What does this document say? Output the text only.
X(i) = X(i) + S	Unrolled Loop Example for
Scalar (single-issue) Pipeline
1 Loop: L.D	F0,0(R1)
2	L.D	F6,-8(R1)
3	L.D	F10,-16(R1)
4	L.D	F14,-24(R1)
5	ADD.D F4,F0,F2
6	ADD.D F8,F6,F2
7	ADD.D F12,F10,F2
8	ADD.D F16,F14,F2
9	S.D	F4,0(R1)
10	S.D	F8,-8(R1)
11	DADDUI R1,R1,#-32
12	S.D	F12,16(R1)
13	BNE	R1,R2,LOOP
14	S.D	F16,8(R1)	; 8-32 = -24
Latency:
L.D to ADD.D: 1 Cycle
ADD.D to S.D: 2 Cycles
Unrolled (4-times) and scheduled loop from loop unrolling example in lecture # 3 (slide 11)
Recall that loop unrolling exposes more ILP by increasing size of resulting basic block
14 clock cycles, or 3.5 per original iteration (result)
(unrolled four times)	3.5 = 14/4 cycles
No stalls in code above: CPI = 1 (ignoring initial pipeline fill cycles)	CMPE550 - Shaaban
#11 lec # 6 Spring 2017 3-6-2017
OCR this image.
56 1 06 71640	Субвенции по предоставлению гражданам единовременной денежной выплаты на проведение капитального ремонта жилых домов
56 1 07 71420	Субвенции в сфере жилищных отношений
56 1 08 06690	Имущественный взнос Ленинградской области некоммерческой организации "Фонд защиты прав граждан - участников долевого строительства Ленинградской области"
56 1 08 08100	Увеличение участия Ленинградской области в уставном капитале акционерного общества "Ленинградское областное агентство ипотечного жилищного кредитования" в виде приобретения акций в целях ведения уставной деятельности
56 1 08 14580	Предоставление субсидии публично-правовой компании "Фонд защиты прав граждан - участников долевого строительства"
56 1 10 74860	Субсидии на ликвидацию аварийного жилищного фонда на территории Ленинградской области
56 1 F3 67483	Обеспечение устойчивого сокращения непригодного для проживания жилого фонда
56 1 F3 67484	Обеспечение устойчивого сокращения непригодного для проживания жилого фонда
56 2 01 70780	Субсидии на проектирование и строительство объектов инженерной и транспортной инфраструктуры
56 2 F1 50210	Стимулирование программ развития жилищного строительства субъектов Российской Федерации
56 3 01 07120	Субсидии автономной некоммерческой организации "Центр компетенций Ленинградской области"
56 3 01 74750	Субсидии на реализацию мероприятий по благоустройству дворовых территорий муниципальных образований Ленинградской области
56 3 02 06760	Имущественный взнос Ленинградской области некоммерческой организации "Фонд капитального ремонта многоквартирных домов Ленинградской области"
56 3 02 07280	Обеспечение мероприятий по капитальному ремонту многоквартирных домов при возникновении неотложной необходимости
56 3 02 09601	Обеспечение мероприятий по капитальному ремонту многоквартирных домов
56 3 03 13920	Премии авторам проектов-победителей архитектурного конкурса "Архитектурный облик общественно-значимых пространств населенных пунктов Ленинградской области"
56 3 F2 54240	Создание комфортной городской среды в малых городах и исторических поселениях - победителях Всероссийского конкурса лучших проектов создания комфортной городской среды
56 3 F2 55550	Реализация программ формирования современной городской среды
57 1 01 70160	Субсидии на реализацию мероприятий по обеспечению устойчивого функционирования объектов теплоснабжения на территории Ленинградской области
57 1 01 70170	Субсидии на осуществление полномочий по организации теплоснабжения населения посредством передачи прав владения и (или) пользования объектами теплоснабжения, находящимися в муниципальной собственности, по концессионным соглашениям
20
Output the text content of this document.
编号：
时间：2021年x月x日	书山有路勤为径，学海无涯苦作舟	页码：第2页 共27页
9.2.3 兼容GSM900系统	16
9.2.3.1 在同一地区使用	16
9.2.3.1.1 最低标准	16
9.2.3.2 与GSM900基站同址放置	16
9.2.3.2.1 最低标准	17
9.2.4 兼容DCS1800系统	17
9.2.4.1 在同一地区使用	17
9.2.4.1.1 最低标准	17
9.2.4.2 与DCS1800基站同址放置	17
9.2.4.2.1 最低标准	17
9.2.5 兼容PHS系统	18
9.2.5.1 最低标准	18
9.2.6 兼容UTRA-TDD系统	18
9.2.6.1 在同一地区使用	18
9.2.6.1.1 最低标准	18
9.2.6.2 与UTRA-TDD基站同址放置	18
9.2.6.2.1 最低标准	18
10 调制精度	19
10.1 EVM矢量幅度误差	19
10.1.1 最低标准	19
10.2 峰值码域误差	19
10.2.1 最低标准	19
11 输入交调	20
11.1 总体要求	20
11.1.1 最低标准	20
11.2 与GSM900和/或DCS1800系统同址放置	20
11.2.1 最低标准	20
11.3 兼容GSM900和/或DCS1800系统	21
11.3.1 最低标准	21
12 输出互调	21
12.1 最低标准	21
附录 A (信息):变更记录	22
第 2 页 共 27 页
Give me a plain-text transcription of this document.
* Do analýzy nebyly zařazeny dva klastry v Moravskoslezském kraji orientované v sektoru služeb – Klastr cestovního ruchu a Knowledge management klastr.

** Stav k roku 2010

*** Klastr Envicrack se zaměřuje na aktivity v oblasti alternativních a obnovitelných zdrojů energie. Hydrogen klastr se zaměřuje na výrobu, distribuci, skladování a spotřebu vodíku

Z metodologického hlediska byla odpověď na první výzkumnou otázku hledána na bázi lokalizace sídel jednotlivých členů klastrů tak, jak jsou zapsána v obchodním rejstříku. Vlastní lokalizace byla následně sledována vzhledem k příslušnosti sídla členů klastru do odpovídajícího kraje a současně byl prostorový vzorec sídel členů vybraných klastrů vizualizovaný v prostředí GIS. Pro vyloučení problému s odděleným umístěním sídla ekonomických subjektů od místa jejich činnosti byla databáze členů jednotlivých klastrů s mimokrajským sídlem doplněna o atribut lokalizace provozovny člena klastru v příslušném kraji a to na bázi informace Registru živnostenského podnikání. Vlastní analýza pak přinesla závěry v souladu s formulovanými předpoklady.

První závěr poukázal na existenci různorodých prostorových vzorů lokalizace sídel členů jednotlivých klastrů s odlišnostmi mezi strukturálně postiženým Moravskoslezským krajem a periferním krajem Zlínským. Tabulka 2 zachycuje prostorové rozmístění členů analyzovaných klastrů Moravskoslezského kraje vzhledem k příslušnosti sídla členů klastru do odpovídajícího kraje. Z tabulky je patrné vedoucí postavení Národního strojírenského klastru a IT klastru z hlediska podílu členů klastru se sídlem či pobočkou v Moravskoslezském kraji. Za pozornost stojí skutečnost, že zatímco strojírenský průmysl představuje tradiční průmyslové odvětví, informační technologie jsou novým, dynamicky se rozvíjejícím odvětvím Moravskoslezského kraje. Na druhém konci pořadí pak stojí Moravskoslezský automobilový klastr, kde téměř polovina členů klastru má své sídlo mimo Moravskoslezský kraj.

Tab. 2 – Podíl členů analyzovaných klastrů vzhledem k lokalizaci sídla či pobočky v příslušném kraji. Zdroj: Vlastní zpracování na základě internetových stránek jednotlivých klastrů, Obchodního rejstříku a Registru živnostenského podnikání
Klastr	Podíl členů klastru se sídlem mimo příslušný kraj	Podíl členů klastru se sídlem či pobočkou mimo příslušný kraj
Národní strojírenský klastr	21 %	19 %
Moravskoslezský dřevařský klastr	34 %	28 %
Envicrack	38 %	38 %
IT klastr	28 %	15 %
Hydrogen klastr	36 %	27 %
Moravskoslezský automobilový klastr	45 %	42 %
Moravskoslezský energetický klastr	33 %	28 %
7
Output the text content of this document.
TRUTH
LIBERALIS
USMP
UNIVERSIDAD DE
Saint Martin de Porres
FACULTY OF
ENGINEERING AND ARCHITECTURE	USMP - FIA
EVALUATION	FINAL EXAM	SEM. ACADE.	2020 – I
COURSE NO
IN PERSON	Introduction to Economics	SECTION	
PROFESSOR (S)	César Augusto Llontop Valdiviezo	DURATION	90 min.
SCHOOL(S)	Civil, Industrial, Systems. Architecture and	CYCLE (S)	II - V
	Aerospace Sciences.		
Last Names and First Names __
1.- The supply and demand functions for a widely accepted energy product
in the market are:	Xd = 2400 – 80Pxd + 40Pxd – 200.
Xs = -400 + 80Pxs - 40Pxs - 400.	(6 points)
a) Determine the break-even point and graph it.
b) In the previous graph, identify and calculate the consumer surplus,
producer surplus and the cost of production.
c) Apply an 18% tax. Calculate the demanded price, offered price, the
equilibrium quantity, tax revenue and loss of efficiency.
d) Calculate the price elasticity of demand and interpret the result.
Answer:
□ □ □ □ □ □ □
**YOUR TASK**
Look through the entries and return every line where "rejstříku" appears.

**ANSWER BELOW**
Z metodologického hlediska byla odpověď na první výzkumnou otázku hledána na bázi lokalizace sídel jednotlivých členů klastrů tak, jak jsou zapsána v obchodním rejstříku. Vlastní lokalizace byla následně sledována vzhledem k příslušnosti sídla členů klastru do odpovídajícího kraje a současně byl prostorový vzorec sídel členů vybraných klastrů vizualizovaný v prostředí GIS. Pro vyloučení problému s odděleným umístěním sídla ekonomických subjektů od místa jejich činnosti byla databáze členů jednotlivých klastrů s mimokrajským sídlem doplněna o atribut lokalizace provozovny člena klastru v příslušném kraji a to na bázi informace Registru živnostenského podnikání. Vlastní analýza pak přinesla závěry v souladu s formulovanými předpoklady.
Tab. 2 – Podíl členů analyzovaných klastrů vzhledem k lokalizaci sídla či pobočky v příslušném kraji. Zdroj: Vlastní zpracování na základě internetových stránek jednotlivých klastrů, Obchodního rejstříku a Registru živnostenského podnikání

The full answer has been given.